-- What you are asked to do --
Do not include the pictures; repeat the rest of the data exactly.

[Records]
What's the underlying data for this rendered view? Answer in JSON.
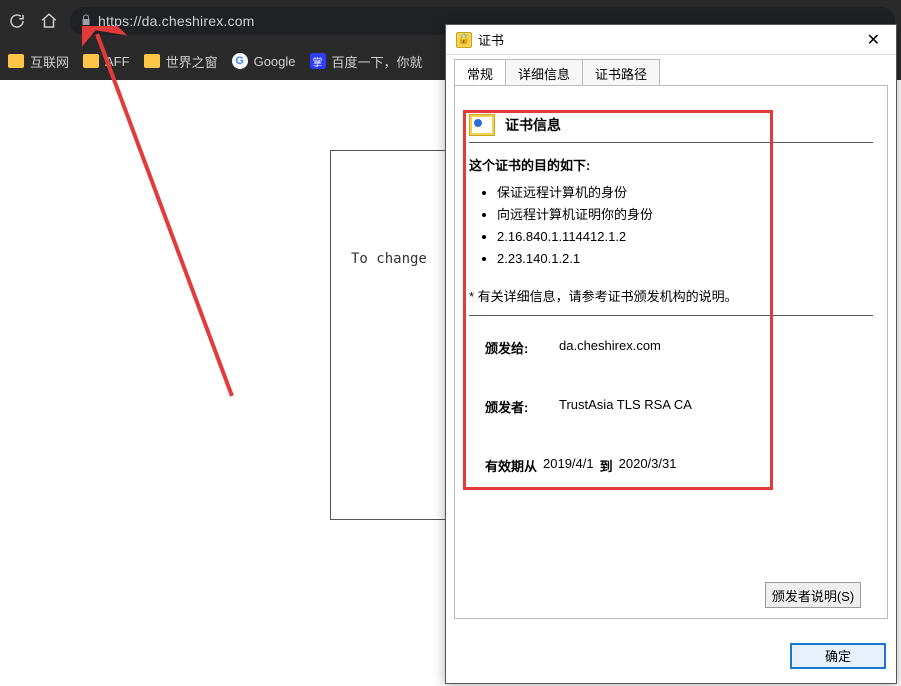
{
  "browser": {
    "url": "https://da.cheshirex.com",
    "bookmarks": [
      {
        "label": "互联网",
        "icon_type": "folder"
      },
      {
        "label": "AFF",
        "icon_type": "folder"
      },
      {
        "label": "世界之窗",
        "icon_type": "folder"
      },
      {
        "label": "Google",
        "icon_type": "g"
      },
      {
        "label": "百度一下，你就",
        "icon_type": "baidu"
      }
    ]
  },
  "page": {
    "truncated_text": "To change"
  },
  "cert_dialog": {
    "title": "证书",
    "tabs": {
      "general": "常规",
      "details": "详细信息",
      "path": "证书路径"
    },
    "info_title": "证书信息",
    "purpose_label": "这个证书的目的如下:",
    "purposes": [
      "保证远程计算机的身份",
      "向远程计算机证明你的身份",
      "2.16.840.1.114412.1.2",
      "2.23.140.1.2.1"
    ],
    "note": "* 有关详细信息，请参考证书颁发机构的说明。",
    "issued_to_label": "颁发给:",
    "issued_to": "da.cheshirex.com",
    "issuer_label": "颁发者:",
    "issuer": "TrustAsia TLS RSA CA",
    "validity_label": "有效期从",
    "validity_from": "2019/4/1",
    "validity_to_word": "到",
    "validity_to": "2020/3/31",
    "issuer_statement_btn": "颁发者说明(S)",
    "ok_btn": "确定"
  }
}
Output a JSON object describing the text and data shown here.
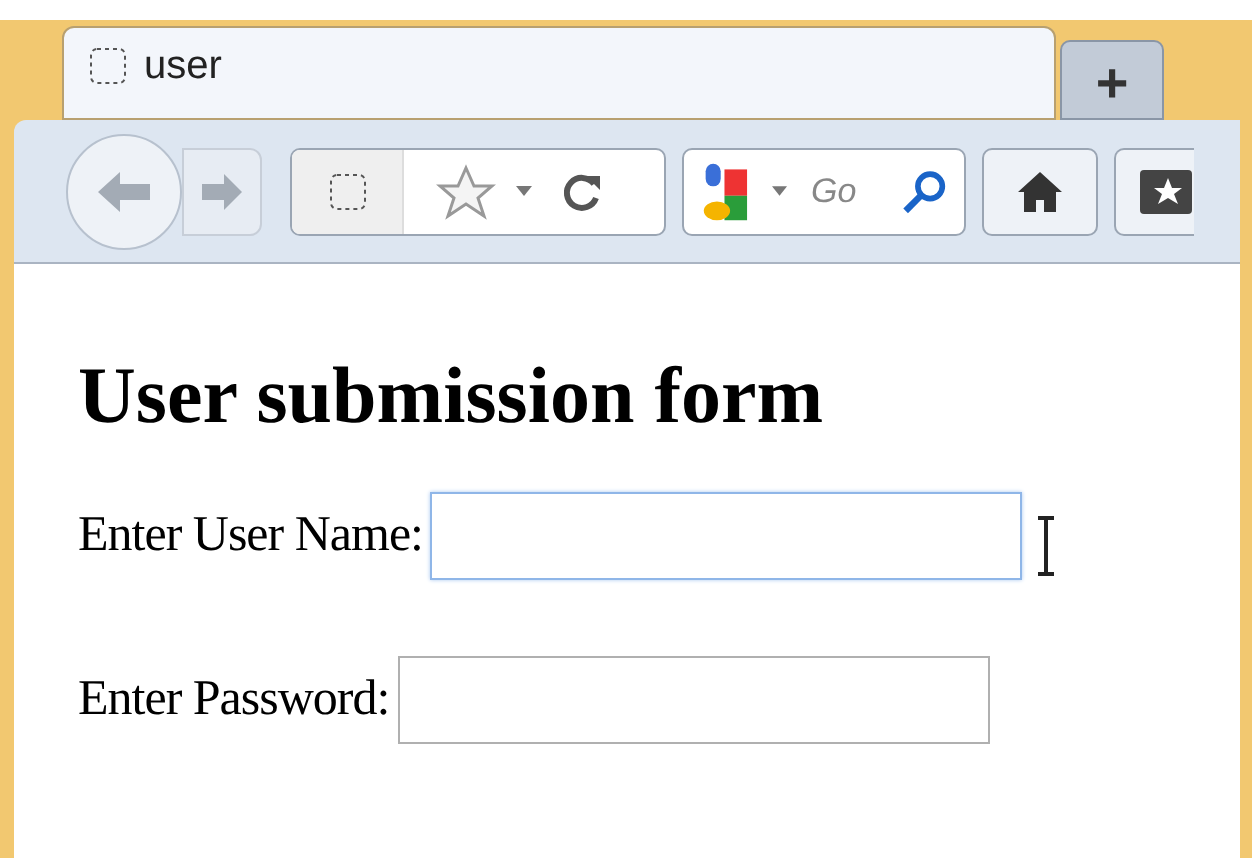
{
  "tabs": [
    {
      "label": "user",
      "selected": true
    },
    {
      "label": "+",
      "selected": false
    }
  ],
  "search": {
    "placeholder": "Go"
  },
  "page": {
    "heading": "User submission form",
    "fields": [
      {
        "label": "Enter User Name:",
        "focused": true
      },
      {
        "label": "Enter Password:",
        "focused": false
      }
    ]
  }
}
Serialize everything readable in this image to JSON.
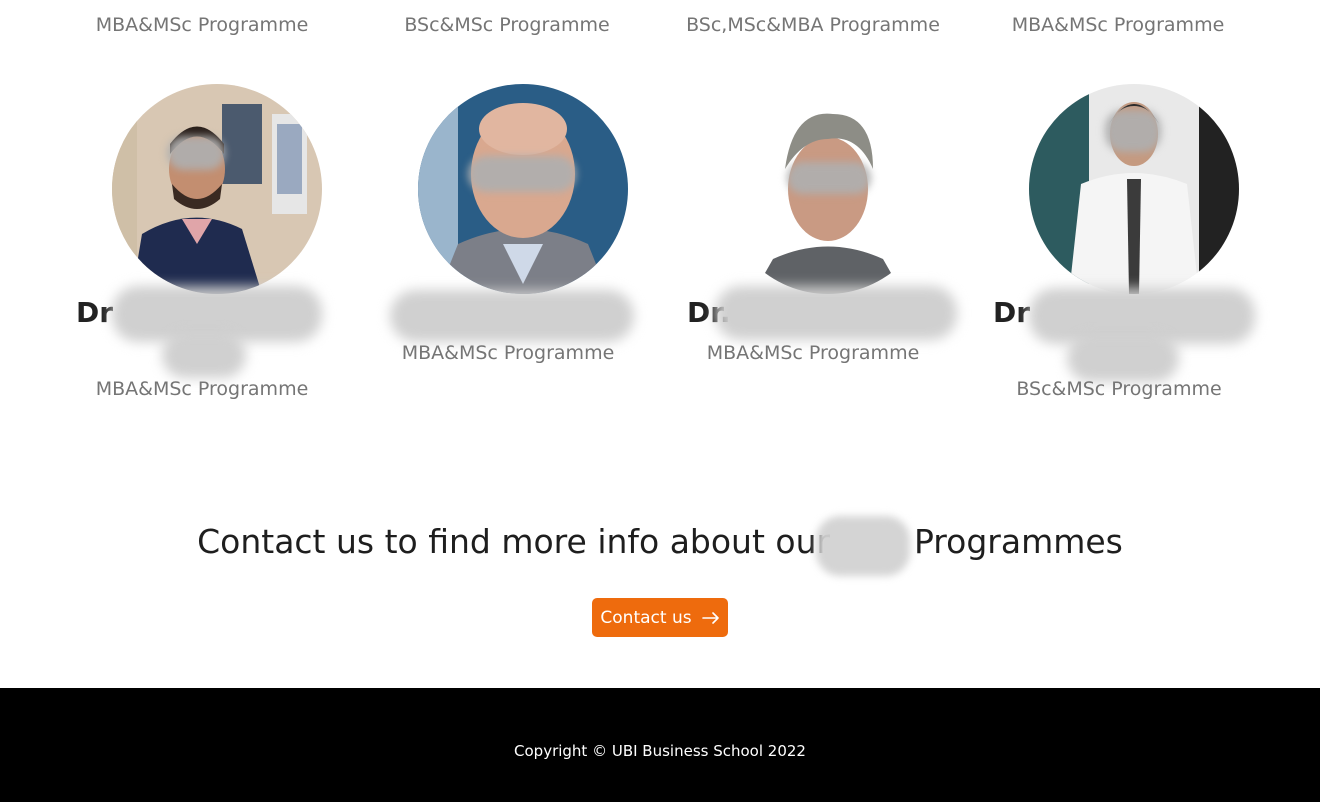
{
  "top_row": {
    "programmes": [
      "MBA&MSc Programme",
      "BSc&MSc Programme",
      "BSc,MSc&MBA Programme",
      "MBA&MSc Programme"
    ]
  },
  "faculty": [
    {
      "name_prefix": "Dr",
      "programme": "MBA&MSc Programme",
      "avatar_icon": "person-photo"
    },
    {
      "name_prefix": "",
      "programme": "MBA&MSc Programme",
      "avatar_icon": "person-photo"
    },
    {
      "name_prefix": "Dr.",
      "programme": "MBA&MSc Programme",
      "avatar_icon": "person-photo"
    },
    {
      "name_prefix": "Dr",
      "programme": "BSc&MSc Programme",
      "avatar_icon": "person-photo"
    }
  ],
  "contact": {
    "heading": "Contact us to find more info about our        Programmes",
    "button_label": "Contact us",
    "button_icon": "arrow-right-icon",
    "accent_color": "#ee6b0d"
  },
  "footer": {
    "copyright": "Copyright © UBI Business School 2022"
  }
}
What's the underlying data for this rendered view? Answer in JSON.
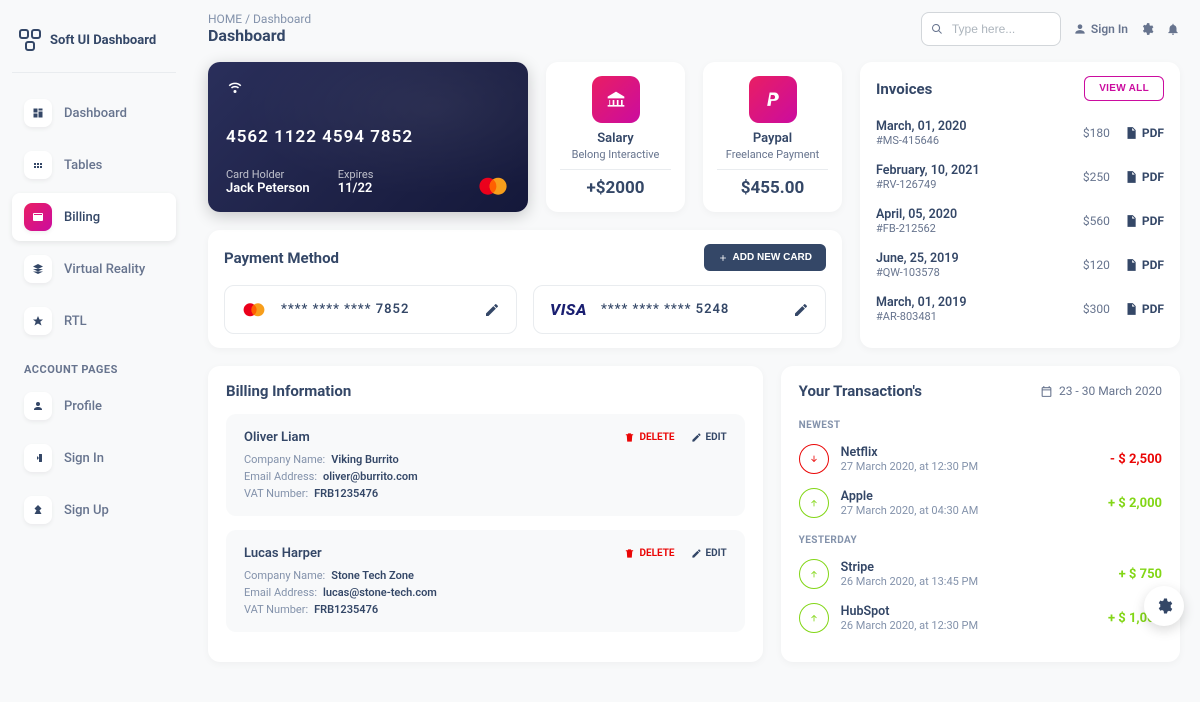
{
  "brand": {
    "name": "Soft UI Dashboard"
  },
  "breadcrumb": {
    "home": "HOME",
    "current": "Dashboard"
  },
  "page": {
    "title": "Dashboard"
  },
  "search": {
    "placeholder": "Type here..."
  },
  "top": {
    "sign_in": "Sign In"
  },
  "sidebar": {
    "items": [
      {
        "label": "Dashboard"
      },
      {
        "label": "Tables"
      },
      {
        "label": "Billing"
      },
      {
        "label": "Virtual Reality"
      },
      {
        "label": "RTL"
      }
    ],
    "account_section": "ACCOUNT PAGES",
    "account_items": [
      {
        "label": "Profile"
      },
      {
        "label": "Sign In"
      },
      {
        "label": "Sign Up"
      }
    ]
  },
  "credit_card": {
    "number": "4562   1122   4594   7852",
    "holder_label": "Card Holder",
    "holder": "Jack Peterson",
    "expires_label": "Expires",
    "expires": "11/22"
  },
  "stats": {
    "salary": {
      "title": "Salary",
      "subtitle": "Belong Interactive",
      "amount": "+$2000"
    },
    "paypal": {
      "title": "Paypal",
      "subtitle": "Freelance Payment",
      "amount": "$455.00"
    }
  },
  "invoices": {
    "title": "Invoices",
    "view_all": "VIEW ALL",
    "pdf": "PDF",
    "list": [
      {
        "date": "March, 01, 2020",
        "id": "#MS-415646",
        "amount": "$180"
      },
      {
        "date": "February, 10, 2021",
        "id": "#RV-126749",
        "amount": "$250"
      },
      {
        "date": "April, 05, 2020",
        "id": "#FB-212562",
        "amount": "$560"
      },
      {
        "date": "June, 25, 2019",
        "id": "#QW-103578",
        "amount": "$120"
      },
      {
        "date": "March, 01, 2019",
        "id": "#AR-803481",
        "amount": "$300"
      }
    ]
  },
  "payment": {
    "title": "Payment Method",
    "add": "ADD NEW CARD",
    "cards": [
      {
        "brand": "mastercard",
        "masked": "****   ****   ****   7852"
      },
      {
        "brand": "visa",
        "masked": "****   ****   ****   5248"
      }
    ]
  },
  "billing": {
    "title": "Billing Information",
    "delete": "DELETE",
    "edit": "EDIT",
    "labels": {
      "company": "Company Name:",
      "email": "Email Address:",
      "vat": "VAT Number:"
    },
    "items": [
      {
        "name": "Oliver Liam",
        "company": "Viking Burrito",
        "email": "oliver@burrito.com",
        "vat": "FRB1235476"
      },
      {
        "name": "Lucas Harper",
        "company": "Stone Tech Zone",
        "email": "lucas@stone-tech.com",
        "vat": "FRB1235476"
      }
    ]
  },
  "transactions": {
    "title": "Your Transaction's",
    "range": "23 - 30 March 2020",
    "newest": "NEWEST",
    "yesterday": "YESTERDAY",
    "list_newest": [
      {
        "name": "Netflix",
        "time": "27 March 2020, at 12:30 PM",
        "amount": "- $ 2,500",
        "dir": "down"
      },
      {
        "name": "Apple",
        "time": "27 March 2020, at 04:30 AM",
        "amount": "+ $ 2,000",
        "dir": "up"
      }
    ],
    "list_yesterday": [
      {
        "name": "Stripe",
        "time": "26 March 2020, at 13:45 PM",
        "amount": "+ $ 750",
        "dir": "up"
      },
      {
        "name": "HubSpot",
        "time": "26 March 2020, at 12:30 PM",
        "amount": "+ $ 1,000",
        "dir": "up"
      }
    ]
  }
}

-- Output of the task --
What's the underlying data for this rendered view? Answer in JSON.
{
  "browser": {
    "url": "https://da.cheshirex.com",
    "bookmarks": [
      {
        "label": "互联网",
        "icon_type": "folder"
      },
      {
        "label": "AFF",
        "icon_type": "folder"
      },
      {
        "label": "世界之窗",
        "icon_type": "folder"
      },
      {
        "label": "Google",
        "icon_type": "g"
      },
      {
        "label": "百度一下，你就",
        "icon_type": "baidu"
      }
    ]
  },
  "page": {
    "truncated_text": "To change"
  },
  "cert_dialog": {
    "title": "证书",
    "tabs": {
      "general": "常规",
      "details": "详细信息",
      "path": "证书路径"
    },
    "info_title": "证书信息",
    "purpose_label": "这个证书的目的如下:",
    "purposes": [
      "保证远程计算机的身份",
      "向远程计算机证明你的身份",
      "2.16.840.1.114412.1.2",
      "2.23.140.1.2.1"
    ],
    "note": "* 有关详细信息，请参考证书颁发机构的说明。",
    "issued_to_label": "颁发给:",
    "issued_to": "da.cheshirex.com",
    "issuer_label": "颁发者:",
    "issuer": "TrustAsia TLS RSA CA",
    "validity_label": "有效期从",
    "validity_from": "2019/4/1",
    "validity_to_word": "到",
    "validity_to": "2020/3/31",
    "issuer_statement_btn": "颁发者说明(S)",
    "ok_btn": "确定"
  }
}
Output a JSON object describing the text and data shown here.
{
  "tabs": [
    {
      "label": "user",
      "selected": true
    },
    {
      "label": "+",
      "selected": false
    }
  ],
  "search": {
    "placeholder": "Go"
  },
  "page": {
    "heading": "User submission form",
    "fields": [
      {
        "label": "Enter User Name:",
        "focused": true
      },
      {
        "label": "Enter Password:",
        "focused": false
      }
    ]
  }
}
Serialize everything readable in this image to JSON.
{
  "top_row": {
    "programmes": [
      "MBA&MSc Programme",
      "BSc&MSc Programme",
      "BSc,MSc&MBA Programme",
      "MBA&MSc Programme"
    ]
  },
  "faculty": [
    {
      "name_prefix": "Dr",
      "programme": "MBA&MSc Programme",
      "avatar_icon": "person-photo"
    },
    {
      "name_prefix": "",
      "programme": "MBA&MSc Programme",
      "avatar_icon": "person-photo"
    },
    {
      "name_prefix": "Dr.",
      "programme": "MBA&MSc Programme",
      "avatar_icon": "person-photo"
    },
    {
      "name_prefix": "Dr",
      "programme": "BSc&MSc Programme",
      "avatar_icon": "person-photo"
    }
  ],
  "contact": {
    "heading": "Contact us to find more info about our        Programmes",
    "button_label": "Contact us",
    "button_icon": "arrow-right-icon",
    "accent_color": "#ee6b0d"
  },
  "footer": {
    "copyright": "Copyright © UBI Business School 2022"
  }
}
What's the underlying data for this rendered view? Answer in JSON.
{
  "brand": {
    "name": "Soft UI Dashboard"
  },
  "breadcrumb": {
    "home": "HOME",
    "current": "Dashboard"
  },
  "page": {
    "title": "Dashboard"
  },
  "search": {
    "placeholder": "Type here..."
  },
  "top": {
    "sign_in": "Sign In"
  },
  "sidebar": {
    "items": [
      {
        "label": "Dashboard"
      },
      {
        "label": "Tables"
      },
      {
        "label": "Billing"
      },
      {
        "label": "Virtual Reality"
      },
      {
        "label": "RTL"
      }
    ],
    "account_section": "ACCOUNT PAGES",
    "account_items": [
      {
        "label": "Profile"
      },
      {
        "label": "Sign In"
      },
      {
        "label": "Sign Up"
      }
    ]
  },
  "credit_card": {
    "number": "4562   1122   4594   7852",
    "holder_label": "Card Holder",
    "holder": "Jack Peterson",
    "expires_label": "Expires",
    "expires": "11/22"
  },
  "stats": {
    "salary": {
      "title": "Salary",
      "subtitle": "Belong Interactive",
      "amount": "+$2000"
    },
    "paypal": {
      "title": "Paypal",
      "subtitle": "Freelance Payment",
      "amount": "$455.00"
    }
  },
  "invoices": {
    "title": "Invoices",
    "view_all": "VIEW ALL",
    "pdf": "PDF",
    "list": [
      {
        "date": "March, 01, 2020",
        "id": "#MS-415646",
        "amount": "$180"
      },
      {
        "date": "February, 10, 2021",
        "id": "#RV-126749",
        "amount": "$250"
      },
      {
        "date": "April, 05, 2020",
        "id": "#FB-212562",
        "amount": "$560"
      },
      {
        "date": "June, 25, 2019",
        "id": "#QW-103578",
        "amount": "$120"
      },
      {
        "date": "March, 01, 2019",
        "id": "#AR-803481",
        "amount": "$300"
      }
    ]
  },
  "payment": {
    "title": "Payment Method",
    "add": "ADD NEW CARD",
    "cards": [
      {
        "brand": "mastercard",
        "masked": "****   ****   ****   7852"
      },
      {
        "brand": "visa",
        "masked": "****   ****   ****   5248"
      }
    ]
  },
  "billing": {
    "title": "Billing Information",
    "delete": "DELETE",
    "edit": "EDIT",
    "labels": {
      "company": "Company Name:",
      "email": "Email Address:",
      "vat": "VAT Number:"
    },
    "items": [
      {
        "name": "Oliver Liam",
        "company": "Viking Burrito",
        "email": "oliver@burrito.com",
        "vat": "FRB1235476"
      },
      {
        "name": "Lucas Harper",
        "company": "Stone Tech Zone",
        "email": "lucas@stone-tech.com",
        "vat": "FRB1235476"
      }
    ]
  },
  "transactions": {
    "title": "Your Transaction's",
    "range": "23 - 30 March 2020",
    "newest": "NEWEST",
    "yesterday": "YESTERDAY",
    "list_newest": [
      {
        "name": "Netflix",
        "time": "27 March 2020, at 12:30 PM",
        "amount": "- $ 2,500",
        "dir": "down"
      },
      {
        "name": "Apple",
        "time": "27 March 2020, at 04:30 AM",
        "amount": "+ $ 2,000",
        "dir": "up"
      }
    ],
    "list_yesterday": [
      {
        "name": "Stripe",
        "time": "26 March 2020, at 13:45 PM",
        "amount": "+ $ 750",
        "dir": "up"
      },
      {
        "name": "HubSpot",
        "time": "26 March 2020, at 12:30 PM",
        "amount": "+ $ 1,000",
        "dir": "up"
      }
    ]
  }
}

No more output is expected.